======== Data to process ========
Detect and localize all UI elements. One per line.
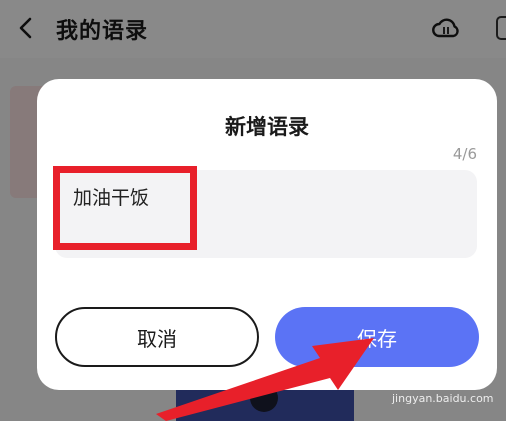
- watermark: Bai度经验 jingyan.baidu.com: [388, 362, 506, 412]
- watermark-logo: Bai度经验: [392, 368, 464, 386]
- watermark-url: jingyan.baidu.com: [392, 392, 494, 405]
- char-counter: 4/6: [452, 145, 477, 163]
- annotation-arrow: [156, 338, 374, 421]
- annotation-box: [53, 166, 197, 250]
- dialog-title: 新增语录: [225, 115, 309, 139]
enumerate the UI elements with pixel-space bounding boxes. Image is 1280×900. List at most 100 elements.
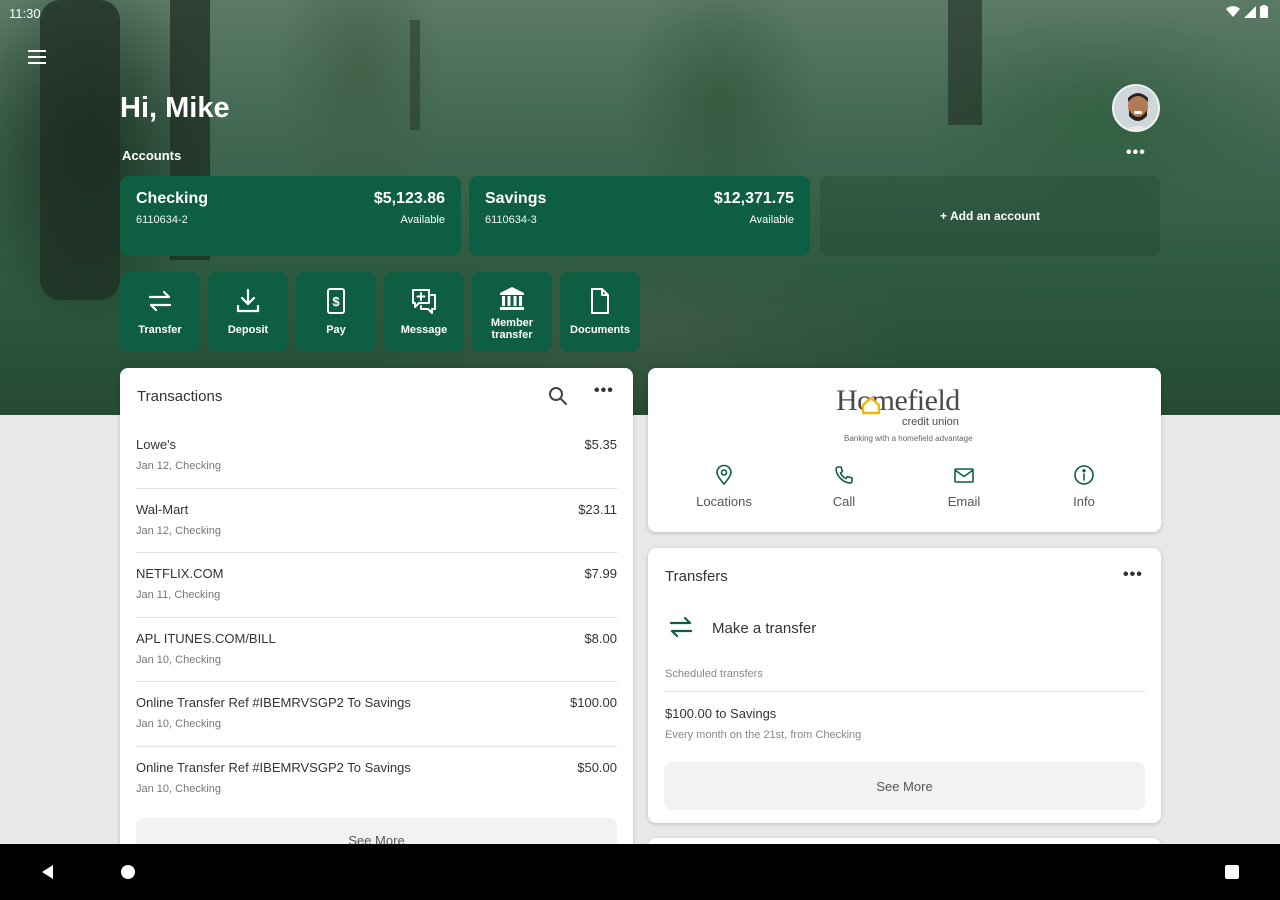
account-name: Savings: [485, 190, 547, 207]
quick-link-label: Call: [832, 494, 856, 509]
action-label: Pay: [326, 324, 346, 336]
transfers-more-icon[interactable]: •••: [1123, 566, 1143, 584]
homefield-logo: Homefield credit union Banking with a ho…: [836, 382, 976, 448]
menu-line: [28, 56, 46, 58]
action-transfer[interactable]: Transfer: [120, 272, 200, 352]
action-documents[interactable]: Documents: [560, 272, 640, 352]
email-icon: [954, 468, 974, 483]
quick-link-locations[interactable]: Locations: [674, 464, 774, 509]
transaction-amount: $7.99: [584, 566, 617, 581]
quick-link-label: Info: [1073, 494, 1095, 509]
accounts-label: Accounts: [122, 148, 182, 163]
menu-line: [28, 50, 46, 52]
account-name: Checking: [136, 190, 209, 207]
status-icons: [1226, 5, 1268, 18]
home-icon[interactable]: [116, 860, 140, 884]
make-transfer-label: Make a transfer: [712, 620, 817, 637]
transfers-title: Transfers: [665, 568, 728, 585]
transactions-more-icon[interactable]: •••: [594, 382, 614, 400]
scheduled-transfer-item[interactable]: $100.00 to Savings Every month on the 21…: [665, 706, 861, 741]
info-icon: [1074, 465, 1094, 485]
avatar[interactable]: [1112, 84, 1160, 132]
transaction-meta: Jan 10, Checking: [136, 782, 221, 795]
transaction-description: Lowe's: [136, 437, 177, 452]
transfer-icon: [148, 290, 172, 312]
transaction-description: NETFLIX.COM: [136, 566, 224, 581]
logo-subtitle: credit union: [902, 416, 959, 428]
action-deposit[interactable]: Deposit: [208, 272, 288, 352]
location-pin-icon: [716, 464, 732, 486]
transaction-amount: $100.00: [570, 695, 617, 710]
scheduled-transfers-label: Scheduled transfers: [665, 668, 763, 680]
transaction-row[interactable]: Online Transfer Ref #IBEMRVSGP2 To Savin…: [136, 747, 617, 812]
menu-line: [28, 62, 46, 64]
transaction-description: Online Transfer Ref #IBEMRVSGP2 To Savin…: [136, 759, 411, 775]
scheduled-transfer-detail: Every month on the 21st, from Checking: [665, 729, 862, 741]
account-card-savings[interactable]: Savings 6110634-3 $12,371.75 Available: [469, 176, 810, 256]
quick-link-email[interactable]: Email: [914, 464, 1014, 509]
action-label: Member transfer: [490, 317, 534, 341]
phone-icon: [835, 466, 853, 484]
recents-icon[interactable]: [1220, 860, 1244, 884]
navigation-bar: [0, 844, 1280, 900]
back-icon[interactable]: [36, 860, 60, 884]
account-balance: $12,371.75: [713, 190, 794, 207]
message-icon: [412, 289, 436, 314]
transaction-row[interactable]: NETFLIX.COM Jan 11, Checking $7.99: [136, 553, 617, 618]
action-message[interactable]: Message: [384, 272, 464, 352]
tree-trunk-decoration: [40, 0, 120, 300]
transaction-row[interactable]: Wal-Mart Jan 12, Checking $23.11: [136, 489, 617, 553]
transaction-meta: Jan 12, Checking: [136, 460, 221, 472]
tree-trunk-decoration: [410, 20, 420, 130]
bank-icon: [500, 287, 524, 310]
transaction-row[interactable]: APL ITUNES.COM/BILL Jan 10, Checking $8.…: [136, 618, 617, 682]
action-pay[interactable]: $ Pay: [296, 272, 376, 352]
transaction-meta: Jan 12, Checking: [136, 524, 221, 537]
transfers-card: Transfers ••• Make a transfer Scheduled …: [648, 548, 1161, 823]
signal-icon: [1244, 5, 1256, 18]
add-account-button[interactable]: + Add an account: [820, 176, 1160, 256]
transactions-card: Transactions ••• Lowe's Jan 12, Checking…: [120, 368, 633, 868]
account-balance: $5,123.86: [373, 190, 445, 207]
transaction-row[interactable]: Online Transfer Ref #IBEMRVSGP2 To Savin…: [136, 682, 617, 747]
divider: [664, 691, 1145, 692]
scheduled-transfer-title: $100.00 to Savings: [665, 706, 777, 721]
transaction-amount: $8.00: [584, 630, 617, 646]
status-bar: 11:30: [0, 0, 1280, 26]
logo-house-icon: [861, 396, 881, 415]
quick-link-label: Email: [947, 494, 981, 509]
deposit-icon: [236, 288, 260, 313]
status-time: 11:30: [9, 6, 41, 21]
search-icon[interactable]: [546, 384, 570, 408]
transfers-see-more-button[interactable]: See More: [664, 762, 1145, 810]
quick-link-call[interactable]: Call: [794, 464, 894, 509]
account-balance-label: Available: [400, 214, 445, 226]
action-label: Message: [400, 324, 448, 336]
transaction-amount: $5.35: [584, 437, 617, 452]
make-transfer-button[interactable]: Make a transfer: [664, 608, 1144, 648]
greeting: Hi, Mike: [120, 92, 230, 124]
action-label: Deposit: [227, 324, 269, 336]
account-balance-label: Available: [749, 214, 794, 226]
transaction-description: Online Transfer Ref #IBEMRVSGP2 To Savin…: [136, 695, 411, 710]
transaction-amount: $50.00: [577, 759, 617, 775]
logo-wordmark: Homefield: [836, 384, 960, 417]
transfer-icon: [669, 616, 693, 638]
transaction-meta: Jan 10, Checking: [136, 653, 221, 666]
hamburger-menu-icon[interactable]: [24, 44, 50, 70]
quick-link-info[interactable]: Info: [1034, 464, 1134, 509]
quick-link-label: Locations: [696, 494, 752, 509]
transaction-meta: Jan 10, Checking: [136, 718, 221, 730]
account-card-checking[interactable]: Checking 6110634-2 $5,123.86 Available: [120, 176, 461, 256]
wifi-icon: [1226, 5, 1240, 17]
logo-tagline: Banking with a homefield advantage: [844, 434, 973, 443]
profile-more-icon[interactable]: •••: [1126, 144, 1146, 162]
pay-icon: $: [327, 288, 345, 314]
transaction-row[interactable]: Lowe's Jan 12, Checking $5.35: [136, 424, 617, 489]
action-label: Documents: [570, 324, 630, 336]
account-number: 6110634-3: [485, 214, 537, 226]
transaction-description: APL ITUNES.COM/BILL: [136, 630, 276, 646]
action-member-transfer[interactable]: Member transfer: [472, 272, 552, 352]
transactions-list: Lowe's Jan 12, Checking $5.35 Wal-Mart J…: [136, 424, 617, 811]
account-number: 6110634-2: [136, 214, 188, 226]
========
Short task: Copy out all of the lines above word for word, leaving out the pictures.

The completed task:
Detect and localize all UI elements. One per line.
- watermark: Bai度经验 jingyan.baidu.com: [388, 362, 506, 412]
- watermark-logo: Bai度经验: [392, 368, 464, 386]
- watermark-url: jingyan.baidu.com: [392, 392, 494, 405]
- char-counter: 4/6: [452, 145, 477, 163]
- annotation-arrow: [156, 338, 374, 421]
- annotation-box: [53, 166, 197, 250]
- dialog-title: 新增语录: [225, 115, 309, 139]
enumerate the UI elements with pixel-space bounding boxes. Image is 1280×900. List at most 100 elements.
account-name: Savings: [485, 190, 547, 207]
quick-link-label: Call: [832, 494, 856, 509]
action-label: Pay: [326, 324, 346, 336]
transfers-more-icon[interactable]: •••: [1123, 566, 1143, 584]
homefield-logo: Homefield credit union Banking with a ho…: [836, 382, 976, 448]
menu-line: [28, 56, 46, 58]
action-transfer[interactable]: Transfer: [120, 272, 200, 352]
action-documents[interactable]: Documents: [560, 272, 640, 352]
email-icon: [954, 468, 974, 483]
quick-link-locations[interactable]: Locations: [674, 464, 774, 509]
transaction-amount: $7.99: [584, 566, 617, 581]
quick-link-label: Info: [1073, 494, 1095, 509]
accounts-label: Accounts: [122, 148, 182, 163]
menu-line: [28, 50, 46, 52]
account-name: Checking: [136, 190, 209, 207]
status-icons: [1226, 5, 1268, 18]
home-icon[interactable]: [116, 860, 140, 884]
make-transfer-label: Make a transfer: [712, 620, 817, 637]
transfers-title: Transfers: [665, 568, 728, 585]
transactions-more-icon[interactable]: •••: [594, 382, 614, 400]
scheduled-transfer-item[interactable]: $100.00 to Savings Every month on the 21…: [665, 706, 861, 741]
info-icon: [1074, 465, 1094, 485]
avatar[interactable]: [1112, 84, 1160, 132]
transaction-meta: Jan 10, Checking: [136, 782, 221, 795]
transaction-description: Lowe's: [136, 437, 177, 452]
transfer-icon: [148, 290, 172, 312]
transaction-description: NETFLIX.COM: [136, 566, 224, 581]
logo-subtitle: credit union: [902, 416, 959, 428]
action-deposit[interactable]: Deposit: [208, 272, 288, 352]
location-pin-icon: [716, 464, 732, 486]
transaction-amount: $100.00: [570, 695, 617, 710]
scheduled-transfers-label: Scheduled transfers: [665, 668, 763, 680]
transaction-row[interactable]: Online Transfer Ref #IBEMRVSGP2 To Savin…: [136, 747, 617, 812]
menu-line: [28, 62, 46, 64]
transaction-description: Online Transfer Ref #IBEMRVSGP2 To Savin…: [136, 759, 411, 775]
scheduled-transfer-detail: Every month on the 21st, from Checking: [665, 729, 862, 741]
account-card-savings[interactable]: Savings 6110634-3 $12,371.75 Available: [469, 176, 810, 256]
quick-link-email[interactable]: Email: [914, 464, 1014, 509]
action-label: Member transfer: [490, 317, 534, 341]
phone-icon: [835, 466, 853, 484]
recents-icon[interactable]: [1220, 860, 1244, 884]
navigation-bar: [0, 844, 1280, 900]
back-icon[interactable]: [36, 860, 60, 884]
account-balance: $12,371.75: [713, 190, 794, 207]
message-icon: [412, 289, 436, 314]
transaction-row[interactable]: NETFLIX.COM Jan 11, Checking $7.99: [136, 553, 617, 618]
action-message[interactable]: Message: [384, 272, 464, 352]
tree-trunk-decoration: [40, 0, 120, 300]
transaction-row[interactable]: Wal-Mart Jan 12, Checking $23.11: [136, 489, 617, 553]
transaction-meta: Jan 12, Checking: [136, 460, 221, 472]
tree-trunk-decoration: [410, 20, 420, 130]
bank-icon: [500, 287, 524, 310]
transaction-row[interactable]: APL ITUNES.COM/BILL Jan 10, Checking $8.…: [136, 618, 617, 682]
action-pay[interactable]: $ Pay: [296, 272, 376, 352]
transaction-meta: Jan 12, Checking: [136, 524, 221, 537]
transfers-card: Transfers ••• Make a transfer Scheduled …: [648, 548, 1161, 823]
signal-icon: [1244, 5, 1256, 18]
add-account-button[interactable]: + Add an account: [820, 176, 1160, 256]
transactions-card: Transactions ••• Lowe's Jan 12, Checking…: [120, 368, 633, 868]
account-balance: $5,123.86: [373, 190, 445, 207]
transaction-row[interactable]: Online Transfer Ref #IBEMRVSGP2 To Savin…: [136, 682, 617, 747]
divider: [664, 691, 1145, 692]
scheduled-transfer-title: $100.00 to Savings: [665, 706, 777, 721]
transaction-amount: $8.00: [584, 630, 617, 646]
status-bar: 11:30: [0, 0, 1280, 26]
logo-house-icon: [861, 396, 881, 415]
quick-link-label: Email: [947, 494, 981, 509]
deposit-icon: [236, 288, 260, 313]
status-time: 11:30: [9, 6, 41, 21]
search-icon[interactable]: [546, 384, 570, 408]
transfers-see-more-button[interactable]: See More: [664, 762, 1145, 810]
quick-link-call[interactable]: Call: [794, 464, 894, 509]
account-balance-label: Available: [400, 214, 445, 226]
action-label: Message: [400, 324, 448, 336]
transaction-amount: $5.35: [584, 437, 617, 452]
make-transfer-button[interactable]: Make a transfer: [664, 608, 1144, 648]
greeting: Hi, Mike: [120, 92, 230, 124]
action-label: Deposit: [227, 324, 269, 336]
account-balance-label: Available: [749, 214, 794, 226]
transaction-description: Online Transfer Ref #IBEMRVSGP2 To Savin…: [136, 695, 411, 710]
transaction-amount: $50.00: [577, 759, 617, 775]
logo-wordmark: Homefield: [836, 384, 960, 417]
transfer-icon: [669, 616, 693, 638]
transaction-meta: Jan 10, Checking: [136, 653, 221, 666]
hamburger-menu-icon[interactable]: [24, 44, 50, 70]
quick-link-info[interactable]: Info: [1034, 464, 1134, 509]
quick-link-label: Locations: [696, 494, 752, 509]
transaction-meta: Jan 10, Checking: [136, 718, 221, 730]
account-card-checking[interactable]: Checking 6110634-2 $5,123.86 Available: [120, 176, 461, 256]
wifi-icon: [1226, 5, 1240, 17]
logo-tagline: Banking with a homefield advantage: [844, 434, 973, 443]
profile-more-icon[interactable]: •••: [1126, 144, 1146, 162]
pay-icon: $: [327, 288, 345, 314]
transaction-row[interactable]: Lowe's Jan 12, Checking $5.35: [136, 424, 617, 489]
action-label: Documents: [570, 324, 630, 336]
account-number: 6110634-3: [485, 214, 537, 226]
transaction-description: APL ITUNES.COM/BILL: [136, 630, 276, 646]
action-member-transfer[interactable]: Member transfer: [472, 272, 552, 352]
transactions-list: Lowe's Jan 12, Checking $5.35 Wal-Mart J…: [136, 424, 617, 811]
account-number: 6110634-2: [136, 214, 188, 226]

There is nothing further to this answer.